- Directive: Look for the word "text" in the entries below, then copy every line that has it.
** begin **
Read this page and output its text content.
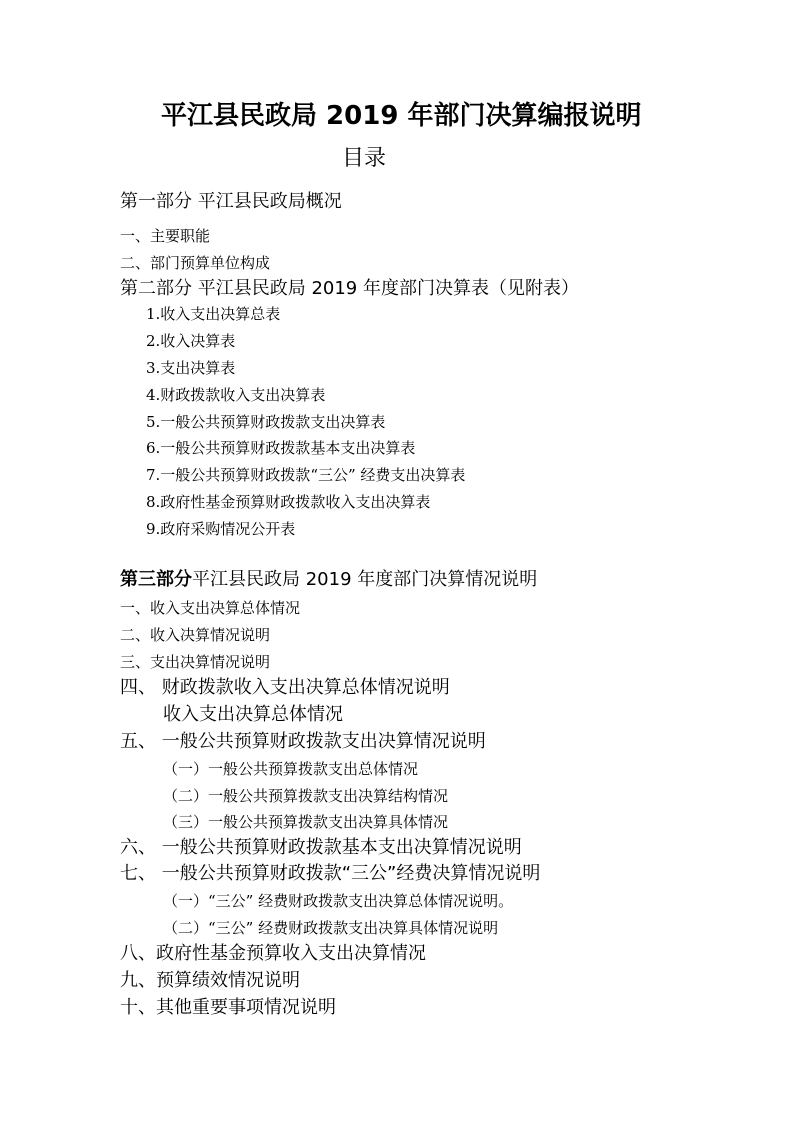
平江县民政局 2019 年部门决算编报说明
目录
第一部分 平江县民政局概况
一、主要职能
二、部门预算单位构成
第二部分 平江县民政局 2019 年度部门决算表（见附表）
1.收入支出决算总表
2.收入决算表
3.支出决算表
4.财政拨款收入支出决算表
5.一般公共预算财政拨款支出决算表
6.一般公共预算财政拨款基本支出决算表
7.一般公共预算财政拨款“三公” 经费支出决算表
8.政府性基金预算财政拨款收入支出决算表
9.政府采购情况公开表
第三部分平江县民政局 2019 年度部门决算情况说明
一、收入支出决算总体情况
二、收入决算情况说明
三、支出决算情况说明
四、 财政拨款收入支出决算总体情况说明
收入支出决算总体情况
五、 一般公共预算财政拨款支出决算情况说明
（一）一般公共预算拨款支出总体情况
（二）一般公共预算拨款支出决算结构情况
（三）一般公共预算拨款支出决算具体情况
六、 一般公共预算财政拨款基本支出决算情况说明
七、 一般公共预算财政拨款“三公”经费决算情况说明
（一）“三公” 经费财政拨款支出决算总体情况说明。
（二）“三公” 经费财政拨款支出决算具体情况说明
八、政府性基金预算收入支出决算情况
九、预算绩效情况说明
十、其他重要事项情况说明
** end **
** begin **
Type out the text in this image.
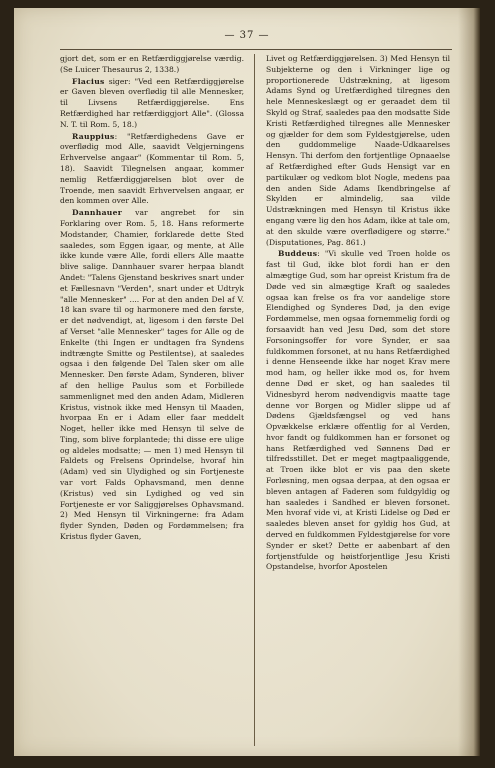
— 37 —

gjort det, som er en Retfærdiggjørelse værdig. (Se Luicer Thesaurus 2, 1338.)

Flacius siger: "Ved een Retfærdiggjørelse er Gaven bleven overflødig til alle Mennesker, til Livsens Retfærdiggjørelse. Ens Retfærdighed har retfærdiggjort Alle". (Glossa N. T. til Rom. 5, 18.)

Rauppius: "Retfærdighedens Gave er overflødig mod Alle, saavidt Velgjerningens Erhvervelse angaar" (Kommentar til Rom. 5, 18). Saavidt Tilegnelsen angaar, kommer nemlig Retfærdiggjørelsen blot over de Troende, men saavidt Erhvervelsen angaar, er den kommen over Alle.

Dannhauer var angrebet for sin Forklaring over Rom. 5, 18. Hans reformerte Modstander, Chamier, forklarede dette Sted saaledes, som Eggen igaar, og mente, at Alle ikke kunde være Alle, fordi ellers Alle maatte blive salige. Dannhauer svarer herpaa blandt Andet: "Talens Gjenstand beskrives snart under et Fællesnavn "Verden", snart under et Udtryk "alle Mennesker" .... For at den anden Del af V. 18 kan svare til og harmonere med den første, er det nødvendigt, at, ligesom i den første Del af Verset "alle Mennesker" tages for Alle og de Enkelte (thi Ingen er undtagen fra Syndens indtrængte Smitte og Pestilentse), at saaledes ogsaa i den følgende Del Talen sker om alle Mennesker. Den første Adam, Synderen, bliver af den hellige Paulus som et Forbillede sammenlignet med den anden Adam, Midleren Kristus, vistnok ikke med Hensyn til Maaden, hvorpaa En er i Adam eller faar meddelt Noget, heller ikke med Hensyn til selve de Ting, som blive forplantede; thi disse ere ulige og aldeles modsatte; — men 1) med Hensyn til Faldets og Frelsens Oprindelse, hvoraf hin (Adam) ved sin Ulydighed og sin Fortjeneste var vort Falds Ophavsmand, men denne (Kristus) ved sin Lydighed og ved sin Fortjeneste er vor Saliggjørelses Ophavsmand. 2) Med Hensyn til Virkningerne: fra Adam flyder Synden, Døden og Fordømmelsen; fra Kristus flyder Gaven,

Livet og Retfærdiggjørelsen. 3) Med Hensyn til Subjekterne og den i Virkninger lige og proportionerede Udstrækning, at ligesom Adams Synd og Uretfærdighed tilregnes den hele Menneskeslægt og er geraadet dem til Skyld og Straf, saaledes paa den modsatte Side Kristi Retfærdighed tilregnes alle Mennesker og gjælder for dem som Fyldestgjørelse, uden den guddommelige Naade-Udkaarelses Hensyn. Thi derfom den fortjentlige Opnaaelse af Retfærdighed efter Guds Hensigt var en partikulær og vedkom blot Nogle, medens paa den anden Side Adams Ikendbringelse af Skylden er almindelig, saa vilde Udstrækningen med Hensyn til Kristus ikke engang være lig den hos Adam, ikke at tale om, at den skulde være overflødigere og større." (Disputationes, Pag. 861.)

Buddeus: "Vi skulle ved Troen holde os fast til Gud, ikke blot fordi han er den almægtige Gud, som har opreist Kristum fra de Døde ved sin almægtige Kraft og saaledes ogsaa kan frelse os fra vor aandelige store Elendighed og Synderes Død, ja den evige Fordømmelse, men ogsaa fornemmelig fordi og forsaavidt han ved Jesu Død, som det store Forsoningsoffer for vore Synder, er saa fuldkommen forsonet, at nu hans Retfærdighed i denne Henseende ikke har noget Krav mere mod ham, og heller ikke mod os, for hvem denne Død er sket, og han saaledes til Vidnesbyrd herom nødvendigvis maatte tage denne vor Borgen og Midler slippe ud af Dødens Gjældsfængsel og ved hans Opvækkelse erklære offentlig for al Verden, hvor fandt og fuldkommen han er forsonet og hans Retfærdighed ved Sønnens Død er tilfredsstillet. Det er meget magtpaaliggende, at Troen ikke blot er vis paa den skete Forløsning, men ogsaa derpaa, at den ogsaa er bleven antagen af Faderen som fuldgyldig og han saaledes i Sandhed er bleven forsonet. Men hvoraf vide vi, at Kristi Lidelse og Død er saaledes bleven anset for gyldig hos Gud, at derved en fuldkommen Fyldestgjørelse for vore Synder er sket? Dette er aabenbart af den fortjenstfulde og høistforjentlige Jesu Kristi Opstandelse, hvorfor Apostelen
** end **
- Correct answer:
Read this page and output its text content.
Type out the text in this image.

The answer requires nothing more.